====== Исходные данные

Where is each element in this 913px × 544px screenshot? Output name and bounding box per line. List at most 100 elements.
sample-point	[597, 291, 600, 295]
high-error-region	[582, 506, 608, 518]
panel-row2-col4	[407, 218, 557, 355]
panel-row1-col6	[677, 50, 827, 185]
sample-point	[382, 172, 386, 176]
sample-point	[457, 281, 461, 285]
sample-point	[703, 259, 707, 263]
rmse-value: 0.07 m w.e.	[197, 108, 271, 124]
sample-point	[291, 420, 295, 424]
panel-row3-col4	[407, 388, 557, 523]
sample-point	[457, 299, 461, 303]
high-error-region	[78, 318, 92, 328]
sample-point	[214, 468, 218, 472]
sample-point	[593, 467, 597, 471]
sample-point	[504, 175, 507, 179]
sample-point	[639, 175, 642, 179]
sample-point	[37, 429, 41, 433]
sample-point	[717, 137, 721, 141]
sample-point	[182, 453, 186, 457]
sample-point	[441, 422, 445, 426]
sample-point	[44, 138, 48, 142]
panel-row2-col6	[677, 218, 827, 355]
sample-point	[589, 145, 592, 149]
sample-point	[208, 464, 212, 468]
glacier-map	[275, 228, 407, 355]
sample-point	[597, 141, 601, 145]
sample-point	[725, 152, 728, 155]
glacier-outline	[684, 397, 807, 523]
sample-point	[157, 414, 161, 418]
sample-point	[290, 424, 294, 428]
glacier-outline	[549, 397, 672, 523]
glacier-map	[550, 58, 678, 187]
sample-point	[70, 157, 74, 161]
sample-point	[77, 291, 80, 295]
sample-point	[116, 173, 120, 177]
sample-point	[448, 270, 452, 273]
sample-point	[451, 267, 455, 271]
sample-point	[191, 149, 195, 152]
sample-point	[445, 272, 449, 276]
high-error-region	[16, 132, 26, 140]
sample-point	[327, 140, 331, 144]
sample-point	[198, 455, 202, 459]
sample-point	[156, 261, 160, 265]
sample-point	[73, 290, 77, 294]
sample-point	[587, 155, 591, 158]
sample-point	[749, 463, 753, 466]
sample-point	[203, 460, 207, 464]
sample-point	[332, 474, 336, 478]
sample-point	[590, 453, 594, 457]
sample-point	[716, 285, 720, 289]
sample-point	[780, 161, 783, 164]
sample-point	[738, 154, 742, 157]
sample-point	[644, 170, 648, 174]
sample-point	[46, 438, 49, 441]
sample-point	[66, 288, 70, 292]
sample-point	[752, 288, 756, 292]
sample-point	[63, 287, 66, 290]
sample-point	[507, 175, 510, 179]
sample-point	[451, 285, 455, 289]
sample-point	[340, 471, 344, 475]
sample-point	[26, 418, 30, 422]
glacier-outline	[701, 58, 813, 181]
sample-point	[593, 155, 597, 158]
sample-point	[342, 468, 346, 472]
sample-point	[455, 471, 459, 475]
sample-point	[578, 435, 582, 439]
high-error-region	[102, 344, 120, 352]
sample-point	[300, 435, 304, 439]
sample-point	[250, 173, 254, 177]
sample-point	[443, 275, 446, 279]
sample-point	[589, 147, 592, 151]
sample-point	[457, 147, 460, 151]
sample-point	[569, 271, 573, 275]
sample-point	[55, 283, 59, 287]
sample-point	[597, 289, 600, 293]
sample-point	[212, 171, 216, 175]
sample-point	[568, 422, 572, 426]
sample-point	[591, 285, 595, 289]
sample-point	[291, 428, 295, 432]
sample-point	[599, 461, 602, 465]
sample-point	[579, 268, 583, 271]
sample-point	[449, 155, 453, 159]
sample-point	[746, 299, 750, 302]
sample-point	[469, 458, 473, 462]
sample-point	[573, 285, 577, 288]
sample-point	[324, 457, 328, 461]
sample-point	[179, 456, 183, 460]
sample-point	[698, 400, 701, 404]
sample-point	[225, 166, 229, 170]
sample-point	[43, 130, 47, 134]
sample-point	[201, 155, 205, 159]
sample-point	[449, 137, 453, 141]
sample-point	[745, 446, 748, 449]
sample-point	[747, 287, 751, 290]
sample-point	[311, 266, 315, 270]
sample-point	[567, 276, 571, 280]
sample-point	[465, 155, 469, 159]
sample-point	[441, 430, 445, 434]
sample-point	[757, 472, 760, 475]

============

▶ Что нужно сделать: Преобразуйте строки листинга, начиная с первой и заканчивая строкой, в которой есть «50, 827, 185]», в таблицу Markdown со столбцами «Номер» и «Строка». Обе границы входят в диапазон, а пустые строки в таблицу не переносятся.

▶ Ответ на задание:
| Номер | Строка |
|---|---|
| 1 | Where is each element in this 913px × 544px screenshot? Output name and bounding box per line. List at most 100 elements. |
| 2 | sample-point	[597, 291, 600, 295] |
| 3 | high-error-region	[582, 506, 608, 518] |
| 4 | panel-row2-col4	[407, 218, 557, 355] |
| 5 | panel-row1-col6	[677, 50, 827, 185] |